▶ **The data**:
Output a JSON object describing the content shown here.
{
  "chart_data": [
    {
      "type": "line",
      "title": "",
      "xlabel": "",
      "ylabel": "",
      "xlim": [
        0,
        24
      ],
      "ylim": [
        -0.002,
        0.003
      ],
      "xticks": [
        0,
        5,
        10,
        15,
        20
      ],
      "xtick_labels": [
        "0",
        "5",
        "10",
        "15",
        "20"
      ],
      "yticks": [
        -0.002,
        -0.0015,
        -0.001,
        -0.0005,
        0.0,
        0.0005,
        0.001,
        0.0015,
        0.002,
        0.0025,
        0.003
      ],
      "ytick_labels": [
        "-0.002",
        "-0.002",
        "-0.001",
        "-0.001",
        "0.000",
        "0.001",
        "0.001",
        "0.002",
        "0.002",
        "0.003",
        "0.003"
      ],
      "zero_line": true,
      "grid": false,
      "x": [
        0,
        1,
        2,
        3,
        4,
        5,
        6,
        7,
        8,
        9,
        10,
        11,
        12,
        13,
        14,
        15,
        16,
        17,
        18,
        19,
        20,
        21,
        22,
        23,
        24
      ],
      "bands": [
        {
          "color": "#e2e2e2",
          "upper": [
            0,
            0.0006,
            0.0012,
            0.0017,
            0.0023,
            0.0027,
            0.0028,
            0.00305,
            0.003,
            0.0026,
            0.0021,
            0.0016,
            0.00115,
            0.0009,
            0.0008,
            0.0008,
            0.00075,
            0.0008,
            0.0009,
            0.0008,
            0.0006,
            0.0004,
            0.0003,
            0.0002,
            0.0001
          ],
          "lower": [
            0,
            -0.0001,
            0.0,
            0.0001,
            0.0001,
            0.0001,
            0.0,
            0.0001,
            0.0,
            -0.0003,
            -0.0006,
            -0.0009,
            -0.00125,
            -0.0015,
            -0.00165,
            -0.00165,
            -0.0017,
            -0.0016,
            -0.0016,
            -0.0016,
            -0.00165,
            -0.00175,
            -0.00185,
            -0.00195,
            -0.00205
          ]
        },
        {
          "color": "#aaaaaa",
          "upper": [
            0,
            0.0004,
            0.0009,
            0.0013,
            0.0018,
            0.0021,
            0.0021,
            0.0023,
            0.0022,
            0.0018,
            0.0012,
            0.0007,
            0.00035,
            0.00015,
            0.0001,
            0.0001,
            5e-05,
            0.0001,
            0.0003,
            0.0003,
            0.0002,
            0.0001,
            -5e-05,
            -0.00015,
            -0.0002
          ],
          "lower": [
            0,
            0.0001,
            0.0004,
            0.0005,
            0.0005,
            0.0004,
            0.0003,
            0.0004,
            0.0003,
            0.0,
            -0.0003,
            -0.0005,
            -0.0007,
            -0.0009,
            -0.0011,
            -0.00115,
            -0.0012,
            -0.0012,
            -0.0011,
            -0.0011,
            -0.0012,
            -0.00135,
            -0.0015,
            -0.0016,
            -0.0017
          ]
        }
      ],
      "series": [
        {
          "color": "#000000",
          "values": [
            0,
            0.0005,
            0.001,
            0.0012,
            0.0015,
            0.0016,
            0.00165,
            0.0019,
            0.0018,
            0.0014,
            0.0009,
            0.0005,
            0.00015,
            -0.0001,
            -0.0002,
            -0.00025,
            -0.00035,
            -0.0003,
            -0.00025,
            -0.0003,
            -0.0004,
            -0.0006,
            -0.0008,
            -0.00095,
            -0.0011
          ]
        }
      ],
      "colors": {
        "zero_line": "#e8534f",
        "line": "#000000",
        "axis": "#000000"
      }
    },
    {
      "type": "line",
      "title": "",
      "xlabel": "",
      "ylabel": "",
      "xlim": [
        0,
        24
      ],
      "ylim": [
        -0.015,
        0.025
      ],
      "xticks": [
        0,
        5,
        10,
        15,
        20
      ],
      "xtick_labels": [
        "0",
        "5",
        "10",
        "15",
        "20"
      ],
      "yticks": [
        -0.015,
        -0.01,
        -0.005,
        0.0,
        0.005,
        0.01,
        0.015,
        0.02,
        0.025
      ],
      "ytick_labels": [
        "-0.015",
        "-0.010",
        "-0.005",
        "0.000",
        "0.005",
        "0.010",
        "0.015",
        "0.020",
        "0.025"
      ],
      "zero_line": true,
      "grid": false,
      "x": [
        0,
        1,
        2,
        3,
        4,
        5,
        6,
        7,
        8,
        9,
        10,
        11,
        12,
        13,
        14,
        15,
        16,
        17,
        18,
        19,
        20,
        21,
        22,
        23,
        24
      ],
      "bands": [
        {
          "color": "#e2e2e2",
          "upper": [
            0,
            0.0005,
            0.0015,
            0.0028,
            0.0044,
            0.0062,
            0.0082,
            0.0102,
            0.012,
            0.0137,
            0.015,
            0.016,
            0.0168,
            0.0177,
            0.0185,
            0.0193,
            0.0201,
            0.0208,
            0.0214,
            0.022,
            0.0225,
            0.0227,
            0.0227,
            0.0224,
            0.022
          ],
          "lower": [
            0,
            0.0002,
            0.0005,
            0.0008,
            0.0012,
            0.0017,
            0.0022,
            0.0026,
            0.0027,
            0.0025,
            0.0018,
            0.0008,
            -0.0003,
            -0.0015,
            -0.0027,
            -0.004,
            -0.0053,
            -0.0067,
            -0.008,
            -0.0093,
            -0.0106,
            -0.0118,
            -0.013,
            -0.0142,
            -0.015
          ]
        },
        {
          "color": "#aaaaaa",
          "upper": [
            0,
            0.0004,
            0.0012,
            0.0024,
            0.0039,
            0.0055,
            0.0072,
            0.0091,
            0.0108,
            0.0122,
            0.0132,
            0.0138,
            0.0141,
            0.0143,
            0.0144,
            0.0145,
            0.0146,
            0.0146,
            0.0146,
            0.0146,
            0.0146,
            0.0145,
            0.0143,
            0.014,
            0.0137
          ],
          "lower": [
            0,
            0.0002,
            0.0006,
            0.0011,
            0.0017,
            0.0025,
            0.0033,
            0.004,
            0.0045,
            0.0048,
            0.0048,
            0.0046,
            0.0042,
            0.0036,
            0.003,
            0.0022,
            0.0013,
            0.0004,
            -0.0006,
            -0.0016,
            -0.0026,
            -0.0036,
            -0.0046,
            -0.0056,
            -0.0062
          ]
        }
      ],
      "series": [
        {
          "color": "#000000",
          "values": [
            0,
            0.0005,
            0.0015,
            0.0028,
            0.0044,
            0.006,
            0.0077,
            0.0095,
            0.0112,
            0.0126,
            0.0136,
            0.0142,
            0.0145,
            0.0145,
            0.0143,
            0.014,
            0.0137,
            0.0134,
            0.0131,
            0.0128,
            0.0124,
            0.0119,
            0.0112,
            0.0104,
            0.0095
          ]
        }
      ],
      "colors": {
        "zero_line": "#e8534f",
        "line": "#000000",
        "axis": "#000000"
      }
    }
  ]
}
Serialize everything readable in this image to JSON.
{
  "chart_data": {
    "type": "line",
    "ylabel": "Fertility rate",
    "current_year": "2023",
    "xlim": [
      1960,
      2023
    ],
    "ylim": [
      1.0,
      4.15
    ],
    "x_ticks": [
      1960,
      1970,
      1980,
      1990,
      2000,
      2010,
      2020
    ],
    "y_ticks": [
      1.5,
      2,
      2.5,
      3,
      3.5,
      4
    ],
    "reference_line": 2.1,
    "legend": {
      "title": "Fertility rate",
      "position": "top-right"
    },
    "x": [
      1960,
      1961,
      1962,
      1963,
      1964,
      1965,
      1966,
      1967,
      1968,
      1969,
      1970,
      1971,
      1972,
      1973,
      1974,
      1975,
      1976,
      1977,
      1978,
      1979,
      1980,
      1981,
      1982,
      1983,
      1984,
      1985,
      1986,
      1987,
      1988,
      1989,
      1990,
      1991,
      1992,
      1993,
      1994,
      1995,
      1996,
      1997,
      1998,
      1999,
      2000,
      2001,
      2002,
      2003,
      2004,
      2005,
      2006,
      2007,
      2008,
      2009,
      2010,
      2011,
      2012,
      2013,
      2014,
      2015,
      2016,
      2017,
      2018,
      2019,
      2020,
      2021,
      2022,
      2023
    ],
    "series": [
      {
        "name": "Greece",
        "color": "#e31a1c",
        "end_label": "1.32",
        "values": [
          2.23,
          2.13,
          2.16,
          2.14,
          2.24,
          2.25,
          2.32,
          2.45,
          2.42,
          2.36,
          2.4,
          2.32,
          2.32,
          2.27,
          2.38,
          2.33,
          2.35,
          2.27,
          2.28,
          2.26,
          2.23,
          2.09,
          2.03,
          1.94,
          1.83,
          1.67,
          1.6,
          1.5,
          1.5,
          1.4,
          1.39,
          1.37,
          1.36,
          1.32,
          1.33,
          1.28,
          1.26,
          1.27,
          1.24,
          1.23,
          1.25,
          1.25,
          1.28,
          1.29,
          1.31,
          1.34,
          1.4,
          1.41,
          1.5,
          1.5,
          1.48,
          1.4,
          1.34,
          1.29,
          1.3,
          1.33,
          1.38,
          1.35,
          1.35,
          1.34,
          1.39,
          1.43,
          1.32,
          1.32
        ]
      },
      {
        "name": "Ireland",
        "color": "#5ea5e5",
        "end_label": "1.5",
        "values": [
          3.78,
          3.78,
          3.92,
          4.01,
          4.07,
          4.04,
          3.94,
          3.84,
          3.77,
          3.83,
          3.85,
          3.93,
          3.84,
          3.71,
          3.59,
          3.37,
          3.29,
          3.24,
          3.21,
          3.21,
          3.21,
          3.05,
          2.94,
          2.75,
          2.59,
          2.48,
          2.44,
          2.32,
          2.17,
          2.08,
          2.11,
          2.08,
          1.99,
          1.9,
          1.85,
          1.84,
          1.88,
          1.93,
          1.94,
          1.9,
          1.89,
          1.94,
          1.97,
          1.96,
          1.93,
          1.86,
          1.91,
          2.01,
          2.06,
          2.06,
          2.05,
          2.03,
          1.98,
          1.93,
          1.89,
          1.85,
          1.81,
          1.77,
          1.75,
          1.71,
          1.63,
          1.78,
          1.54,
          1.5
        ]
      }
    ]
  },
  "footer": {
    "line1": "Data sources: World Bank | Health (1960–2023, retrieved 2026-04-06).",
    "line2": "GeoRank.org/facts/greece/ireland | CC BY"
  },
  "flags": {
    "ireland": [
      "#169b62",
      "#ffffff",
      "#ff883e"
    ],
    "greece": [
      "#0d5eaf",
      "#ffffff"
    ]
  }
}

▶ **Short exercise**: Determine how many lines include the word "rate" and report that number by itself.

▶ **Written response**: 2